* DATA PROVIDED
------------------------
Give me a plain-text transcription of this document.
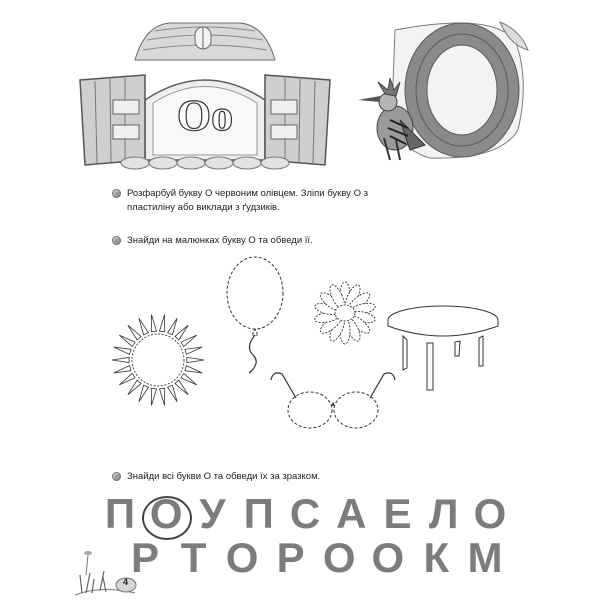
Оо
Розфарбуй букву О червоним олівцем. Зліпи букву О з пластиліну або виклади з ґудзиків.
Знайди на малюнках букву О та обведи її.
Знайди всі букви О та обведи їх за зразком.
П О У П С А Е Л О
Р Т О Р О О К М
4
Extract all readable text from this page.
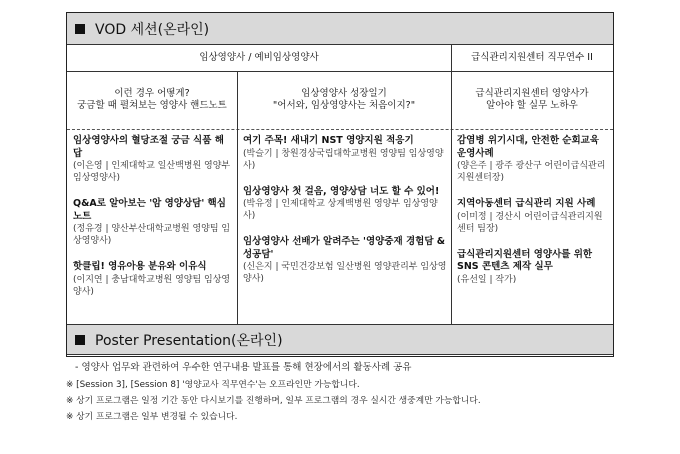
VOD 세션(온라인)
임상영양사 / 예비임상영양사	급식관리지원센터 직무연수 II
이런 경우 어떻게?
궁금할 때 펼쳐보는 영양사 핸드노트
임상영양사 성장일기
"어서와, 임상영양사는 처음이지?"
급식관리지원센터 영양사가
알아야 할 실무 노하우
임상영양사의 혈당조절 궁금 식품 해답
(이은영 | 인제대학교 일산백병원 영양부 임상영양사)
Q&A로 알아보는 '암 영양상담' 핵심 노트
(정유경 | 양산부산대학교병원 영양팀 임상영양사)
핫클립! 영유아용 분유와 이유식
(이지연 | 충남대학교병원 영양팀 임상영양사)
여기 주목! 새내기 NST 영양지원 적응기
(박슬기 | 창원경상국립대학교병원 영양팀 임상영양사)
임상영양사 첫 걸음, 영양상담 너도 할 수 있어!
(박유정 | 인제대학교 상계백병원 영양부 임상영양사)
임상영양사 선배가 알려주는 '영양중재 경험담 & 성공담'
(신은지 | 국민건강보험 일산병원 영양관리부 임상영양사)
감염병 위기시대, 안전한 순회교육 운영사례
(양은주 | 광주 광산구 어린이급식관리 지원센터장)
지역아동센터 급식관리 지원 사례
(이미정 | 경산시 어린이급식관리지원센터 팀장)
급식관리지원센터 영양사를 위한 SNS 콘텐츠 제작 실무
(유선일 | 작가)
Poster Presentation(온라인)
- 영양사 업무와 관련하여 우수한 연구내용 발표를 통해 현장에서의 활동사례 공유
※ [Session 3], [Session 8] '영양교사 직무연수'는 오프라인만 가능합니다.
※ 상기 프로그램은 일정 기간 동안 다시보기를 진행하며, 일부 프로그램의 경우 실시간 생중계만 가능합니다.
※ 상기 프로그램은 일부 변경될 수 있습니다.
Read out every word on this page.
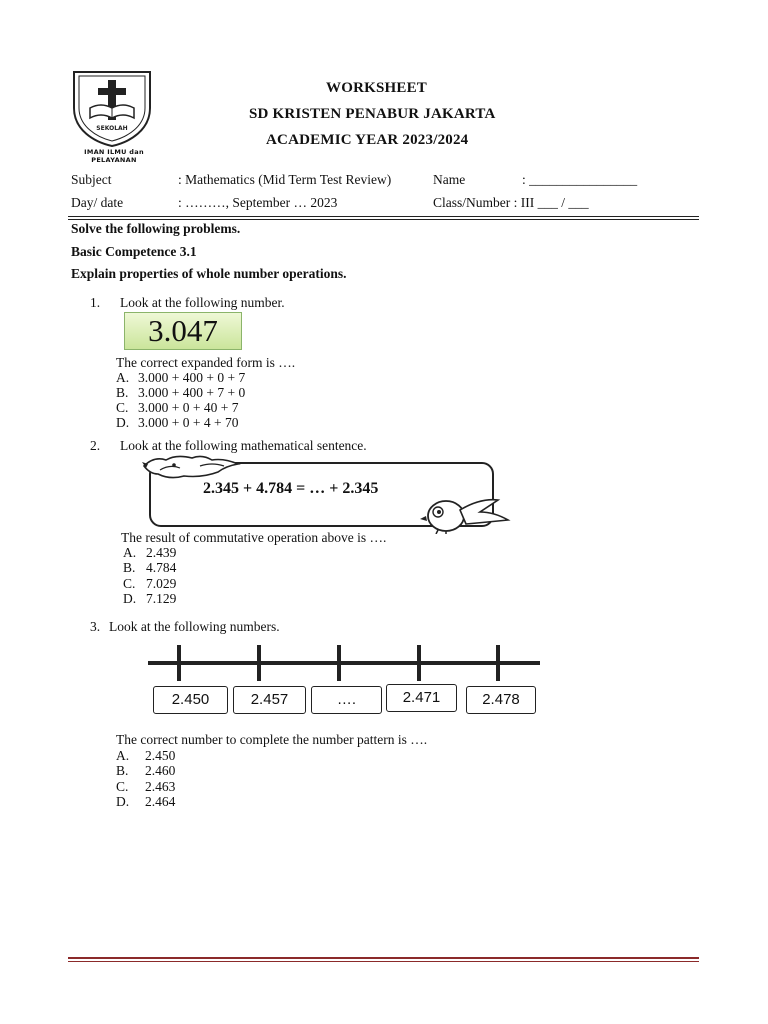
SEKOLAH
IMAN ILMU dan PELAYANAN
WORKSHEET
SD KRISTEN PENABUR JAKARTA
ACADEMIC YEAR 2023/2024
Subject	: Mathematics (Mid Term Test Review)	Name	: ________________
Day/ date	: ………, September … 2023	Class/Number : III ___ / ___
Solve the following problems.
Basic Competence 3.1
Explain properties of whole number operations.
1. Look at the following number.
3.047
The correct expanded form is ….
A. 3.000 + 400 + 0 + 7
B. 3.000 + 400 + 7 + 0
C. 3.000 + 0 + 40 + 7
D. 3.000 + 0 + 4 + 70
2. Look at the following mathematical sentence.
2.345 + 4.784 = … + 2.345
The result of commutative operation above is ….
A. 2.439
B. 4.784
C. 7.029
D. 7.129
3. Look at the following numbers.
2.450	2.457	….	2.471	2.478
The correct number to complete the number pattern is ….
A. 2.450
B. 2.460
C. 2.463
D. 2.464
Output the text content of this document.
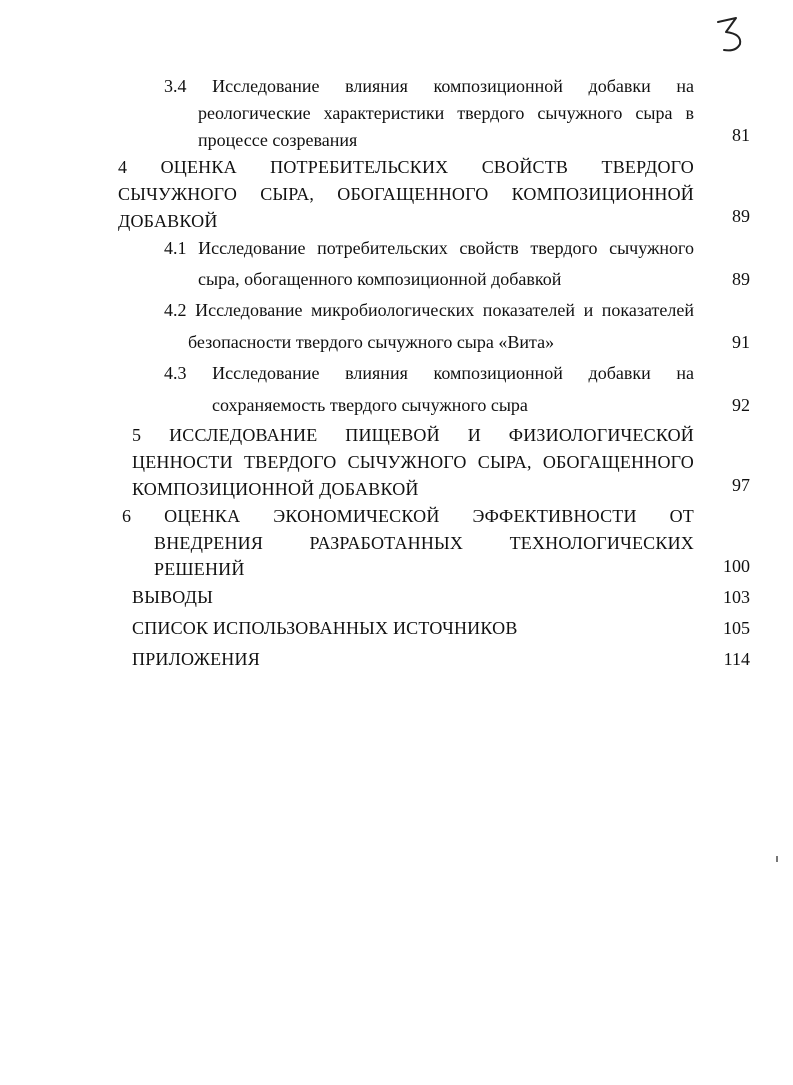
3.4 Исследование влияния композиционной добавки на
реологические характеристики твердого сычужного сыра в
процессе созревания	81
4 ОЦЕНКА ПОТРЕБИТЕЛЬСКИХ СВОЙСТВ ТВЕРДОГО
СЫЧУЖНОГО СЫРА, ОБОГАЩЕННОГО КОМПОЗИЦИОННОЙ
ДОБАВКОЙ	89
4.1 Исследование потребительских свойств твердого сычужного
сыра, обогащенного композиционной добавкой	89
4.2 Исследование микробиологических показателей и показателей
безопасности твердого сычужного сыра «Вита»	91
4.3 Исследование влияния композиционной добавки на
сохраняемость твердого сычужного сыра	92
5 ИССЛЕДОВАНИЕ ПИЩЕВОЙ И ФИЗИОЛОГИЧЕСКОЙ
ЦЕННОСТИ ТВЕРДОГО СЫЧУЖНОГО СЫРА, ОБОГАЩЕННОГО
КОМПОЗИЦИОННОЙ ДОБАВКОЙ	97
6 ОЦЕНКА ЭКОНОМИЧЕСКОЙ ЭФФЕКТИВНОСТИ ОТ
ВНЕДРЕНИЯ РАЗРАБОТАННЫХ ТЕХНОЛОГИЧЕСКИХ
РЕШЕНИЙ	100
ВЫВОДЫ	103
СПИСОК ИСПОЛЬЗОВАННЫХ ИСТОЧНИКОВ	105
ПРИЛОЖЕНИЯ	114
------------------------
How many lines in these records hold the string "가능합니다"? Reply with the number alone.

* THE OUTPUT
2